__WORK TO BE COMPLETED__
Look through the entries and report how many lines include the word "TSearch". Give the number alone.

___ LISTED ENTRIES ___

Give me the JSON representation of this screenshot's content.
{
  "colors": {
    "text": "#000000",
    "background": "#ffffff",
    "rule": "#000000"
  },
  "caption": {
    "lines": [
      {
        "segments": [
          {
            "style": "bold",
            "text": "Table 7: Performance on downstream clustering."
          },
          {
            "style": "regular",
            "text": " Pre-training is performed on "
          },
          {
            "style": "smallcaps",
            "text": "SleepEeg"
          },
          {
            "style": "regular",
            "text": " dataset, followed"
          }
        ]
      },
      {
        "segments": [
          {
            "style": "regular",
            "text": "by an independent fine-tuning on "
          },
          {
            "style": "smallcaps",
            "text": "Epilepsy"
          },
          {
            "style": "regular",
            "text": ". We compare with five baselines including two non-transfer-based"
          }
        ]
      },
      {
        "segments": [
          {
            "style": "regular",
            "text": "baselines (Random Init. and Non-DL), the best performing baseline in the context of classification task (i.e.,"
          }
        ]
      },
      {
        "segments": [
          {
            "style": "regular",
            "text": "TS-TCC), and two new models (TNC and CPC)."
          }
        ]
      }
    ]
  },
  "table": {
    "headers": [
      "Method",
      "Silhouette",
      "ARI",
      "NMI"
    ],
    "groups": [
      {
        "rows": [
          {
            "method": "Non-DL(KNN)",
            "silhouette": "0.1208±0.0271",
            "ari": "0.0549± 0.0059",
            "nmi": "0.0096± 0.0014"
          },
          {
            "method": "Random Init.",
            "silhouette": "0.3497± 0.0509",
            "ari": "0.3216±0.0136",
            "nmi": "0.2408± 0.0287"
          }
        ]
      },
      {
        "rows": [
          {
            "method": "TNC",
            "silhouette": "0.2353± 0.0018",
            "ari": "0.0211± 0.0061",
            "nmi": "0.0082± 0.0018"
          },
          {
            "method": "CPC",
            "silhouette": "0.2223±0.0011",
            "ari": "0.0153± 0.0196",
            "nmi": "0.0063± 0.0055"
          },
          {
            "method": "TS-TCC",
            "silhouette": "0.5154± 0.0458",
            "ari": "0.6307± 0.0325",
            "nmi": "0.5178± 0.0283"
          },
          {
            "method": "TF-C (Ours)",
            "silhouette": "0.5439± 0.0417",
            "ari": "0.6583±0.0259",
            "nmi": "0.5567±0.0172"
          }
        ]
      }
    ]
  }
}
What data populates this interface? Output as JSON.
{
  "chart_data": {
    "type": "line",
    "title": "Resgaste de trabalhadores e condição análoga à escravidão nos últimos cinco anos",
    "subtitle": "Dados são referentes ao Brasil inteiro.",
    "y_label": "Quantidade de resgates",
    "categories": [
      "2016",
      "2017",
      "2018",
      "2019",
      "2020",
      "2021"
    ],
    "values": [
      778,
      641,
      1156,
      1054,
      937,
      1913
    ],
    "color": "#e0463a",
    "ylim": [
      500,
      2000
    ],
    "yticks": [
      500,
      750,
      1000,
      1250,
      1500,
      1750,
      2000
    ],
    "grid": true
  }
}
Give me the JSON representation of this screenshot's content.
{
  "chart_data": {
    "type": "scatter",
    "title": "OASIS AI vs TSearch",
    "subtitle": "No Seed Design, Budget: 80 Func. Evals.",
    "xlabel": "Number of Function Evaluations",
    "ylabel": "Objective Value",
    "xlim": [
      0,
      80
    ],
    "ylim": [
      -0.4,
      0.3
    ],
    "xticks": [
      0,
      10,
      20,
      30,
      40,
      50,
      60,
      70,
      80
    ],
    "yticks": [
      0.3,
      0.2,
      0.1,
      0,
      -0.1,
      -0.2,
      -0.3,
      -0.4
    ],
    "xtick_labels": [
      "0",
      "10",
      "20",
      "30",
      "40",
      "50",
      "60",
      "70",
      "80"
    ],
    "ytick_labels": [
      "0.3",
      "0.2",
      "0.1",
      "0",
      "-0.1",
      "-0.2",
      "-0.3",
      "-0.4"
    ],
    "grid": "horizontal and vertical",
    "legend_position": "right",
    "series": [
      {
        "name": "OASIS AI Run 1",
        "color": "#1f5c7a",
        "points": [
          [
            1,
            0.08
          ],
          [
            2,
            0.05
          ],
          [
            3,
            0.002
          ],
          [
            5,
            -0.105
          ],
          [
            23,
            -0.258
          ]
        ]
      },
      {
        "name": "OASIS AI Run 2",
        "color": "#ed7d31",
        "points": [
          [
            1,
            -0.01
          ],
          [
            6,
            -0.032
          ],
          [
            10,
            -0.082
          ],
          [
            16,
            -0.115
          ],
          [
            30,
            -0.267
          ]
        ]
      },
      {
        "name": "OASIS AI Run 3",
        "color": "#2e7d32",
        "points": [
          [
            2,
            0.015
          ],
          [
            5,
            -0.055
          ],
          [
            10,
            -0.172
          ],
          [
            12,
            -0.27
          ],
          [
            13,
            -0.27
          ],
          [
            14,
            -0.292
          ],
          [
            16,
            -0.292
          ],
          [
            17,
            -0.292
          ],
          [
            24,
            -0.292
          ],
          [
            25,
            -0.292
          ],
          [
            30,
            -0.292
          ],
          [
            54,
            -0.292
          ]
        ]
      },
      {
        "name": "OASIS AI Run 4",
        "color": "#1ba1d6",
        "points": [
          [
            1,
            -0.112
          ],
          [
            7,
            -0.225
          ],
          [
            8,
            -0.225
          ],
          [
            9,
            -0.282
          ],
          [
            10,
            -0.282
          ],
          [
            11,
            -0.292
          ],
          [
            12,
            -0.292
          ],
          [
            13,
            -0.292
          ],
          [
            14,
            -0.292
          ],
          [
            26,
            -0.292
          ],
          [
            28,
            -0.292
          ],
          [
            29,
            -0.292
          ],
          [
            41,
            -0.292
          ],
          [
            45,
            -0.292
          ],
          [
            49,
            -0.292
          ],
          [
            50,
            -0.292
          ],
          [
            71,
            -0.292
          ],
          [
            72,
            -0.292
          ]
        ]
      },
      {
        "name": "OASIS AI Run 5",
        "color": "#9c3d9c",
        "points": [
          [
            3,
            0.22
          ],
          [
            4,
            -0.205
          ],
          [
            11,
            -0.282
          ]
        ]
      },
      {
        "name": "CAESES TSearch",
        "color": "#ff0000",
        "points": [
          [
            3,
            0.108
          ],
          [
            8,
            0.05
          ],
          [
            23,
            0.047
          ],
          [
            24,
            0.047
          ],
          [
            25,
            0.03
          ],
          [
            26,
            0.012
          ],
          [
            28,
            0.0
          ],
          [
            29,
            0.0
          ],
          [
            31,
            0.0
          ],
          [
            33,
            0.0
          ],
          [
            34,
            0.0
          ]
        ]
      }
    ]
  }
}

___

__THE RESULT__
2